* **Directive**
The data below should be printed in full, exactly, and without any of its images.

* **Entries provided**
····················

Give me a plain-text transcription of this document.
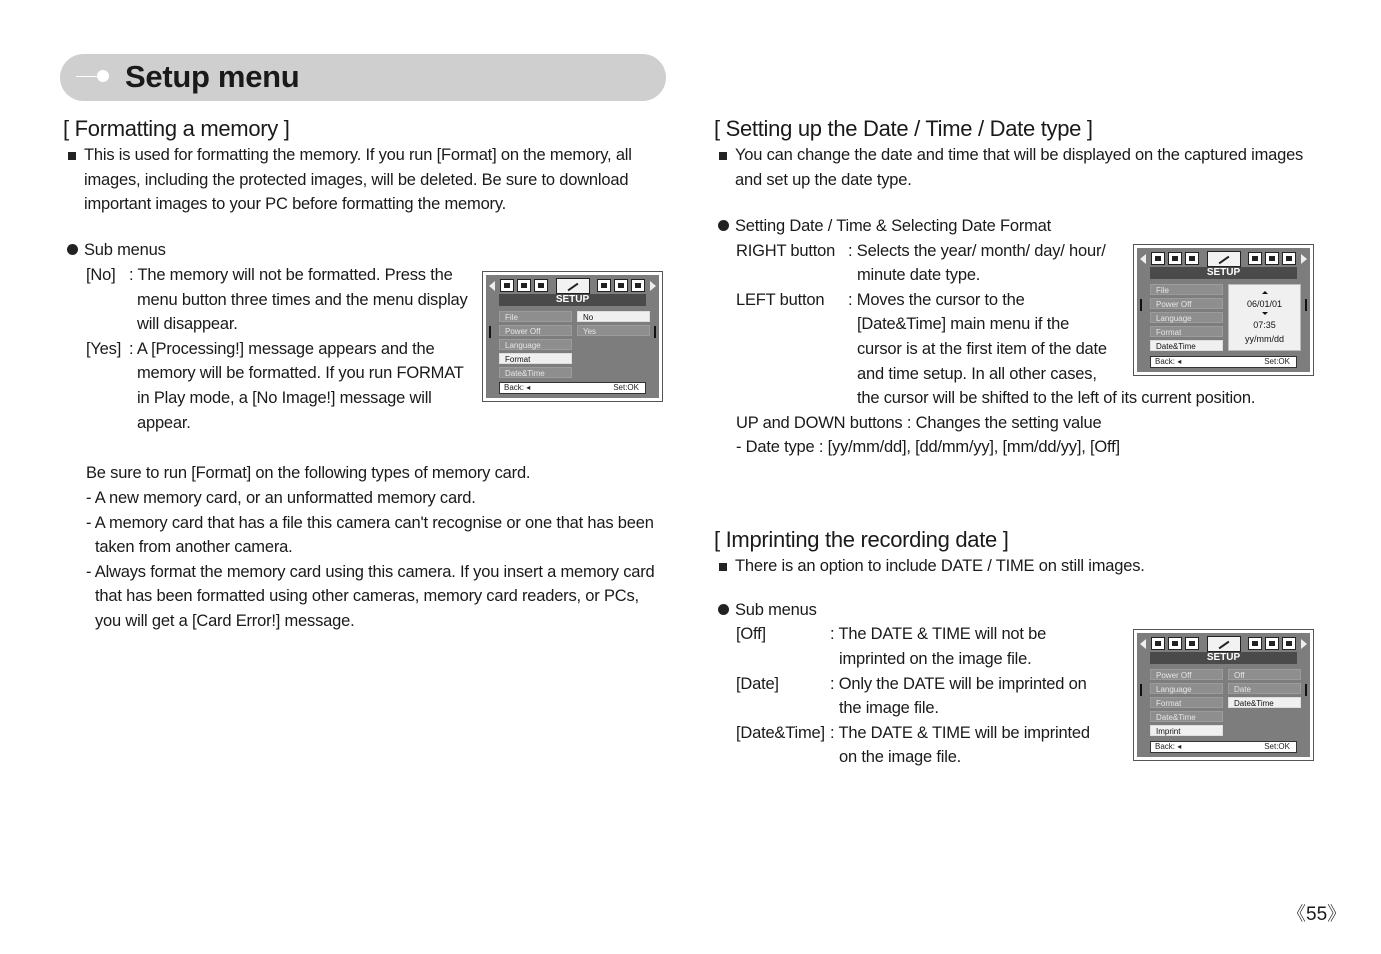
Setup menu
[ Formatting a memory ]
This is used for formatting the memory. If you run [Format] on the memory, all
images, including the protected images, will be deleted. Be sure to download
important images to your PC before formatting the memory.
Sub menus
[No] : The memory will not be formatted. Press the
menu button three times and the menu display
will disappear.
[Yes] : A [Processing!] message appears and the
memory will be formatted. If you run FORMAT
in Play mode, a [No Image!] message will
appear.
Be sure to run [Format] on the following types of memory card.
- A new memory card, or an unformatted memory card.
- A memory card that has a file this camera can't recognise or one that has been
taken from another camera.
- Always format the memory card using this camera. If you insert a memory card
that has been formatted using other cameras, memory card readers, or PCs,
you will get a [Card Error!] message.
SETUP
File
Power Off
Language
Format
Date&Time
No
Yes
Back: ◂	Set:OK
[ Setting up the Date / Time / Date type ]
You can change the date and time that will be displayed on the captured images
and set up the date type.
Setting Date / Time & Selecting Date Format
RIGHT button : Selects the year/ month/ day/ hour/
minute date type.
LEFT button : Moves the cursor to the
[Date&Time] main menu if the
cursor is at the first item of the date
and time setup. In all other cases,
the cursor will be shifted to the left of its current position.
UP and DOWN buttons : Changes the setting value
- Date type : [yy/mm/dd], [dd/mm/yy], [mm/dd/yy], [Off]
SETUP
File
Power Off
Language
Format
Date&Time
06/01/01
07:35
yy/mm/dd
Back: ◂	Set:OK
[ Imprinting the recording date ]
There is an option to include DATE / TIME on still images.
Sub menus
[Off]	: The DATE & TIME will not be
imprinted on the image file.
[Date]	: Only the DATE will be imprinted on
the image file.
[Date&Time] : The DATE & TIME will be imprinted
on the image file.
SETUP
Power Off
Language
Format
Date&Time
Imprint
Off
Date
Date&Time
Back: ◂	Set:OK
《55》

····················

* **Response**
Give me a plain-text transcription of this document.
Setup menu
[ Formatting a memory ]
This is used for formatting the memory. If you run [Format] on the memory, all
images, including the protected images, will be deleted. Be sure to download
important images to your PC before formatting the memory.
Sub menus
[No] : The memory will not be formatted. Press the
menu button three times and the menu display
will disappear.
[Yes] : A [Processing!] message appears and the
memory will be formatted. If you run FORMAT
in Play mode, a [No Image!] message will
appear.
Be sure to run [Format] on the following types of memory card.
- A new memory card, or an unformatted memory card.
- A memory card that has a file this camera can't recognise or one that has been
taken from another camera.
- Always format the memory card using this camera. If you insert a memory card
that has been formatted using other cameras, memory card readers, or PCs,
you will get a [Card Error!] message.
SETUP
File
Power Off
Language
Format
Date&Time
No
Yes
Back: ◂	Set:OK
[ Setting up the Date / Time / Date type ]
You can change the date and time that will be displayed on the captured images
and set up the date type.
Setting Date / Time & Selecting Date Format
RIGHT button : Selects the year/ month/ day/ hour/
minute date type.
LEFT button : Moves the cursor to the
[Date&Time] main menu if the
cursor is at the first item of the date
and time setup. In all other cases,
the cursor will be shifted to the left of its current position.
UP and DOWN buttons : Changes the setting value
- Date type : [yy/mm/dd], [dd/mm/yy], [mm/dd/yy], [Off]
SETUP
File
Power Off
Language
Format
Date&Time
06/01/01
07:35
yy/mm/dd
Back: ◂	Set:OK
[ Imprinting the recording date ]
There is an option to include DATE / TIME on still images.
Sub menus
[Off]	: The DATE & TIME will not be
imprinted on the image file.
[Date]	: Only the DATE will be imprinted on
the image file.
[Date&Time] : The DATE & TIME will be imprinted
on the image file.
SETUP
Power Off
Language
Format
Date&Time
Imprint
Off
Date
Date&Time
Back: ◂	Set:OK
《55》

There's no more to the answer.